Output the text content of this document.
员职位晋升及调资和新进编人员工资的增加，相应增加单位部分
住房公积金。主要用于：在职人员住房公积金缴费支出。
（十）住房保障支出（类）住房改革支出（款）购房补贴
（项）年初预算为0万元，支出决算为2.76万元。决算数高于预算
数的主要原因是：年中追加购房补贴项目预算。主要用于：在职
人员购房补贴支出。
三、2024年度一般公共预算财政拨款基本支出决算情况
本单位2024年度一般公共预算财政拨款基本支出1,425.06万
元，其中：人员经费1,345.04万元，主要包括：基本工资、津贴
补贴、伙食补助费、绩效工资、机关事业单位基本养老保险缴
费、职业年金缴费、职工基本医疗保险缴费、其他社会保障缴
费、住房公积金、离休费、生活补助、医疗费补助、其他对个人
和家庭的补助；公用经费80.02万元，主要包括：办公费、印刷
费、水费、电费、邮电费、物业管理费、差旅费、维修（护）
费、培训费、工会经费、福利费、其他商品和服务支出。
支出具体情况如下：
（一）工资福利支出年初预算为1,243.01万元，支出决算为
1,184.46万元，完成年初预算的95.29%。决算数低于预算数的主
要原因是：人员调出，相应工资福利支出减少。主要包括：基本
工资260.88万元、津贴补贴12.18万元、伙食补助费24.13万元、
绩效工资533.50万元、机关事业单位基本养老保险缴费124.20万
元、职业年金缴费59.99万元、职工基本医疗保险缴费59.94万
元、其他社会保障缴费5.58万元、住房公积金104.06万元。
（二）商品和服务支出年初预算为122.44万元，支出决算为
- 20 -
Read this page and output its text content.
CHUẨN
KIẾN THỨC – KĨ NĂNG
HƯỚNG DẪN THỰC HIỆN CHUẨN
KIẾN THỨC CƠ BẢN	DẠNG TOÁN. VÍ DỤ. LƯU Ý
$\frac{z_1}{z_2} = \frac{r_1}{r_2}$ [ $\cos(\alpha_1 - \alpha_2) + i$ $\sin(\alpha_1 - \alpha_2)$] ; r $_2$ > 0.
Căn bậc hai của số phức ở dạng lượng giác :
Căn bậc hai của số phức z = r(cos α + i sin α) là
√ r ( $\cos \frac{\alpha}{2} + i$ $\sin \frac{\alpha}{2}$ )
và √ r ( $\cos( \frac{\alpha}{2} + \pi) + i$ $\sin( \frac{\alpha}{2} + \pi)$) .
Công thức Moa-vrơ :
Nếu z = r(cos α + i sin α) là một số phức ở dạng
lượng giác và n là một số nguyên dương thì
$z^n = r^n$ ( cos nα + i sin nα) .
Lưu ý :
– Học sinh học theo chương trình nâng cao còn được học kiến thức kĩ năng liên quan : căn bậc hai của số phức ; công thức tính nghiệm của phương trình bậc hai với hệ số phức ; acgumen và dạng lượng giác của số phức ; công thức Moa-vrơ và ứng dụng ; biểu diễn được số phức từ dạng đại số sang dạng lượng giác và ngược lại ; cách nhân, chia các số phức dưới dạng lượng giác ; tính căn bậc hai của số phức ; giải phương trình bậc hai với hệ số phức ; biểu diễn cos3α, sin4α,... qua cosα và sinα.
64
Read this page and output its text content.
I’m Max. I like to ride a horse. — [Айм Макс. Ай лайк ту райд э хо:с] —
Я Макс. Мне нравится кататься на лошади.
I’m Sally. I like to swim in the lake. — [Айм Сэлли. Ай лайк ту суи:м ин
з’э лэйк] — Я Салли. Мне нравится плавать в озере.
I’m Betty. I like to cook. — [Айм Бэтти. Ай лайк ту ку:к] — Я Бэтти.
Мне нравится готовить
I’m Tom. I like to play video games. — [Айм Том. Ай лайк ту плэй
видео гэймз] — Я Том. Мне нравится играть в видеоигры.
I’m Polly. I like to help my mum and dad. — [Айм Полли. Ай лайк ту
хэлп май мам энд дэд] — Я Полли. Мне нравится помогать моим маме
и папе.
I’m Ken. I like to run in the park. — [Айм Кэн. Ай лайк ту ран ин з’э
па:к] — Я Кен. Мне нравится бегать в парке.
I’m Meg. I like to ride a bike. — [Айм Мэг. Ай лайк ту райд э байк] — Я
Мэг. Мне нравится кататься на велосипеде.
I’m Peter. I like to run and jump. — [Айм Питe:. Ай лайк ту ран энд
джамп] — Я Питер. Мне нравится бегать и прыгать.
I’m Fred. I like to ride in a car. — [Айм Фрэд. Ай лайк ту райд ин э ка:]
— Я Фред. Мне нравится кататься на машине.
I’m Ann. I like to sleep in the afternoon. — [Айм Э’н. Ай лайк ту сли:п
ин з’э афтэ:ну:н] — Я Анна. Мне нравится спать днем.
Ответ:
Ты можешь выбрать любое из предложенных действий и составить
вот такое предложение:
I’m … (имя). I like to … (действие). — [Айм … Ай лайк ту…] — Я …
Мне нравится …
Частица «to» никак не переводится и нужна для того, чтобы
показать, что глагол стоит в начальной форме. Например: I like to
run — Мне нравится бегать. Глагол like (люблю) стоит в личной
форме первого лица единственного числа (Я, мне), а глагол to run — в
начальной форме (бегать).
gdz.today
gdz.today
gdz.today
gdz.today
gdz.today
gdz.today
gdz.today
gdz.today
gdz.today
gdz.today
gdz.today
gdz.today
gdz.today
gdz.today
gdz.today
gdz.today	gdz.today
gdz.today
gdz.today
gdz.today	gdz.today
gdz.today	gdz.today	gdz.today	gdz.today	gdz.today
□ □ □ □ □ □ □
WHAT YOU SHOULD DO
Each record above should be repeated exactly as it appears.

ANSWER BELOW
Output the text content of this document.
员职位晋升及调资和新进编人员工资的增加，相应增加单位部分
住房公积金。主要用于：在职人员住房公积金缴费支出。
（十）住房保障支出（类）住房改革支出（款）购房补贴
（项）年初预算为0万元，支出决算为2.76万元。决算数高于预算
数的主要原因是：年中追加购房补贴项目预算。主要用于：在职
人员购房补贴支出。
三、2024年度一般公共预算财政拨款基本支出决算情况
本单位2024年度一般公共预算财政拨款基本支出1,425.06万
元，其中：人员经费1,345.04万元，主要包括：基本工资、津贴
补贴、伙食补助费、绩效工资、机关事业单位基本养老保险缴
费、职业年金缴费、职工基本医疗保险缴费、其他社会保障缴
费、住房公积金、离休费、生活补助、医疗费补助、其他对个人
和家庭的补助；公用经费80.02万元，主要包括：办公费、印刷
费、水费、电费、邮电费、物业管理费、差旅费、维修（护）
费、培训费、工会经费、福利费、其他商品和服务支出。
支出具体情况如下：
（一）工资福利支出年初预算为1,243.01万元，支出决算为
1,184.46万元，完成年初预算的95.29%。决算数低于预算数的主
要原因是：人员调出，相应工资福利支出减少。主要包括：基本
工资260.88万元、津贴补贴12.18万元、伙食补助费24.13万元、
绩效工资533.50万元、机关事业单位基本养老保险缴费124.20万
元、职业年金缴费59.99万元、职工基本医疗保险缴费59.94万
元、其他社会保障缴费5.58万元、住房公积金104.06万元。
（二）商品和服务支出年初预算为122.44万元，支出决算为
- 20 -
Read this page and output its text content.
CHUẨN
KIẾN THỨC – KĨ NĂNG
HƯỚNG DẪN THỰC HIỆN CHUẨN
KIẾN THỨC CƠ BẢN	DẠNG TOÁN. VÍ DỤ. LƯU Ý
$\frac{z_1}{z_2} = \frac{r_1}{r_2}$ [ $\cos(\alpha_1 - \alpha_2) + i$ $\sin(\alpha_1 - \alpha_2)$] ; r $_2$ > 0.
Căn bậc hai của số phức ở dạng lượng giác :
Căn bậc hai của số phức z = r(cos α + i sin α) là
√ r ( $\cos \frac{\alpha}{2} + i$ $\sin \frac{\alpha}{2}$ )
và √ r ( $\cos( \frac{\alpha}{2} + \pi) + i$ $\sin( \frac{\alpha}{2} + \pi)$) .
Công thức Moa-vrơ :
Nếu z = r(cos α + i sin α) là một số phức ở dạng
lượng giác và n là một số nguyên dương thì
$z^n = r^n$ ( cos nα + i sin nα) .
Lưu ý :
– Học sinh học theo chương trình nâng cao còn được học kiến thức kĩ năng liên quan : căn bậc hai của số phức ; công thức tính nghiệm của phương trình bậc hai với hệ số phức ; acgumen và dạng lượng giác của số phức ; công thức Moa-vrơ và ứng dụng ; biểu diễn được số phức từ dạng đại số sang dạng lượng giác và ngược lại ; cách nhân, chia các số phức dưới dạng lượng giác ; tính căn bậc hai của số phức ; giải phương trình bậc hai với hệ số phức ; biểu diễn cos3α, sin4α,... qua cosα và sinα.
64
Read this page and output its text content.
I’m Max. I like to ride a horse. — [Айм Макс. Ай лайк ту райд э хо:с] —
Я Макс. Мне нравится кататься на лошади.
I’m Sally. I like to swim in the lake. — [Айм Сэлли. Ай лайк ту суи:м ин
з’э лэйк] — Я Салли. Мне нравится плавать в озере.
I’m Betty. I like to cook. — [Айм Бэтти. Ай лайк ту ку:к] — Я Бэтти.
Мне нравится готовить
I’m Tom. I like to play video games. — [Айм Том. Ай лайк ту плэй
видео гэймз] — Я Том. Мне нравится играть в видеоигры.
I’m Polly. I like to help my mum and dad. — [Айм Полли. Ай лайк ту
хэлп май мам энд дэд] — Я Полли. Мне нравится помогать моим маме
и папе.
I’m Ken. I like to run in the park. — [Айм Кэн. Ай лайк ту ран ин з’э
па:к] — Я Кен. Мне нравится бегать в парке.
I’m Meg. I like to ride a bike. — [Айм Мэг. Ай лайк ту райд э байк] — Я
Мэг. Мне нравится кататься на велосипеде.
I’m Peter. I like to run and jump. — [Айм Питe:. Ай лайк ту ран энд
джамп] — Я Питер. Мне нравится бегать и прыгать.
I’m Fred. I like to ride in a car. — [Айм Фрэд. Ай лайк ту райд ин э ка:]
— Я Фред. Мне нравится кататься на машине.
I’m Ann. I like to sleep in the afternoon. — [Айм Э’н. Ай лайк ту сли:п
ин з’э афтэ:ну:н] — Я Анна. Мне нравится спать днем.
Ответ:
Ты можешь выбрать любое из предложенных действий и составить
вот такое предложение:
I’m … (имя). I like to … (действие). — [Айм … Ай лайк ту…] — Я …
Мне нравится …
Частица «to» никак не переводится и нужна для того, чтобы
показать, что глагол стоит в начальной форме. Например: I like to
run — Мне нравится бегать. Глагол like (люблю) стоит в личной
форме первого лица единственного числа (Я, мне), а глагол to run — в
начальной форме (бегать).
gdz.today
gdz.today
gdz.today
gdz.today
gdz.today
gdz.today
gdz.today
gdz.today
gdz.today
gdz.today
gdz.today
gdz.today
gdz.today
gdz.today
gdz.today
gdz.today	gdz.today
gdz.today
gdz.today
gdz.today	gdz.today
gdz.today	gdz.today	gdz.today	gdz.today	gdz.today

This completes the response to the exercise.